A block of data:

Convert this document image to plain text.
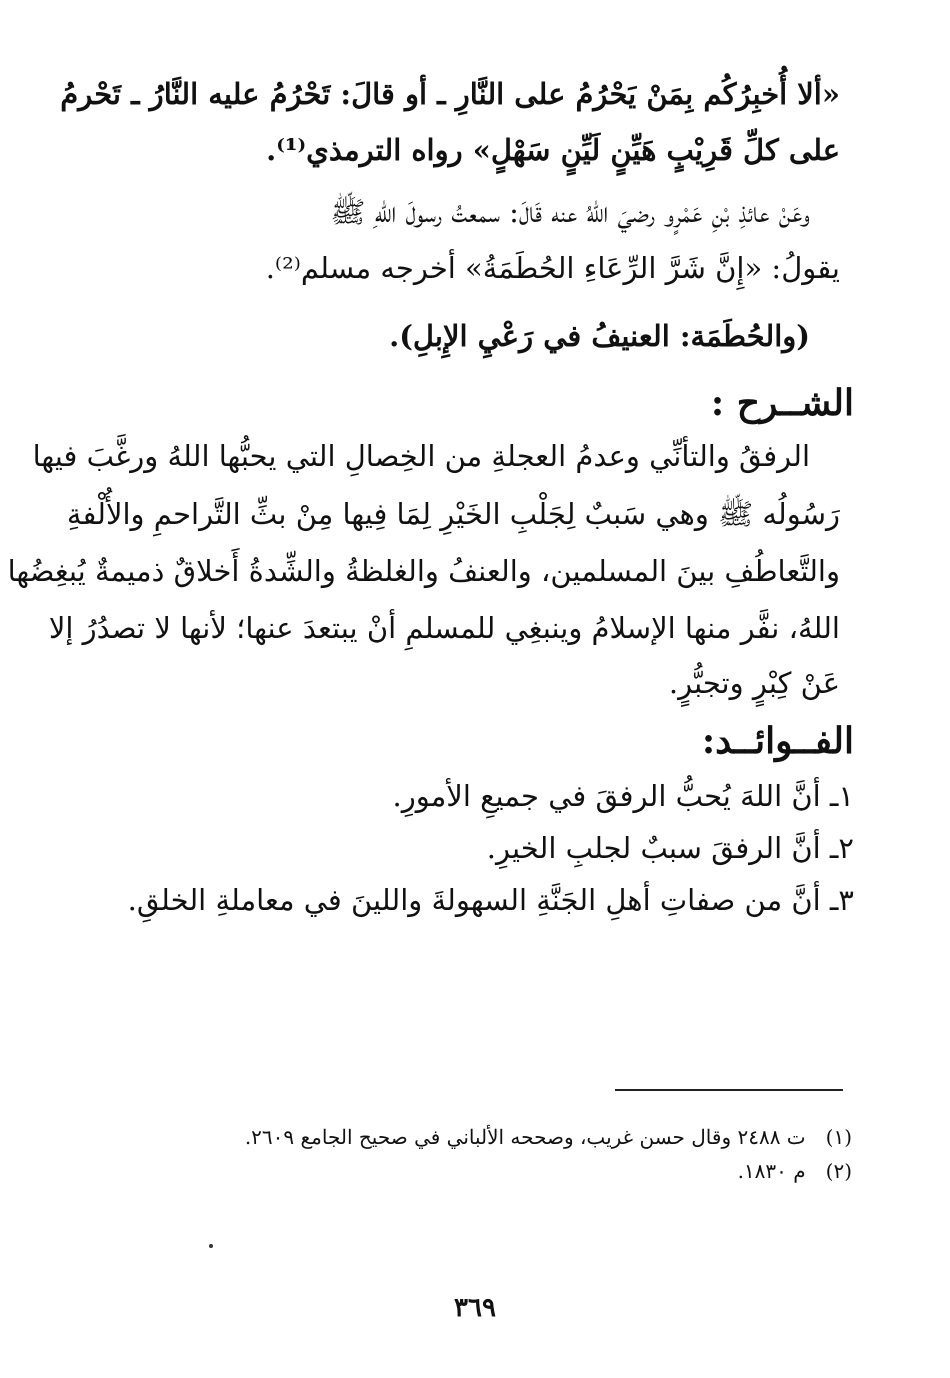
«ألا أُخبِرُكُم بِمَنْ يَحْرُمُ على النَّارِ ـ أو قالَ: تَحْرُمُ عليه النَّارُ ـ تَحْرمُ
على كلِّ قَرِيْبٍ هَيِّنٍ لَيِّنٍ سَهْلٍ» رواه الترمذي⁽¹⁾.
وعَنْ عائذِ بْنِ عَمْرٍو رضيَ اللهُ عنه قَالَ: سمعتُ رسولَ اللهِ ﷺ
يقولُ: «إِنَّ شَرَّ الرِّعَاءِ الحُطَمَةُ» أخرجه مسلم⁽²⁾.
(والحُطَمَة: العنيفُ في رَعْيِ الإِبلِ).
الشــرح :
الرفقُ والتأنِّي وعدمُ العجلةِ من الخِصالِ التي يحبُّها اللهُ ورغَّبَ فيها
رَسُولُه ﷺ وهي سَببٌ لِجَلْبِ الخَيْرِ لِمَا فِيها مِنْ بثِّ التَّراحمِ والأُلْفةِ
والتَّعاطُفِ بينَ المسلمين، والعنفُ والغلظةُ والشِّدةُ أَخلاقٌ ذميمةٌ يُبغِضُها
اللهُ، نفَّر منها الإسلامُ وينبغِي للمسلمِ أنْ يبتعدَ عنها؛ لأنها لا تصدُرُ إلا
عَنْ كِبْرٍ وتجبُّرٍ.
الفــوائــد:
١ـ أنَّ اللهَ يُحبُّ الرفقَ في جميعِ الأمورِ.
٢ـ أنَّ الرفقَ سببٌ لجلبِ الخيرِ.
٣ـ أنَّ من صفاتِ أهلِ الجَنَّةِ السهولةَ واللينَ في معاملةِ الخلقِ.
(١) ت ٢٤٨٨ وقال حسن غريب، وصححه الألباني في صحيح الجامع ٢٦٠٩.
(٢) م ١٨٣٠.
٣٦٩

Directions for this task
List the lines of the entries that include "الله".

Answer to the exercise
وعَنْ عائذِ بْنِ عَمْرٍو رضيَ اللهُ عنه قَالَ: سمعتُ رسولَ اللهِ ﷺ
الرفقُ والتأنِّي وعدمُ العجلةِ من الخِصالِ التي يحبُّها اللهُ ورغَّبَ فيها
اللهُ، نفَّر منها الإسلامُ وينبغِي للمسلمِ أنْ يبتعدَ عنها؛ لأنها لا تصدُرُ إلا
١ـ أنَّ اللهَ يُحبُّ الرفقَ في جميعِ الأمورِ.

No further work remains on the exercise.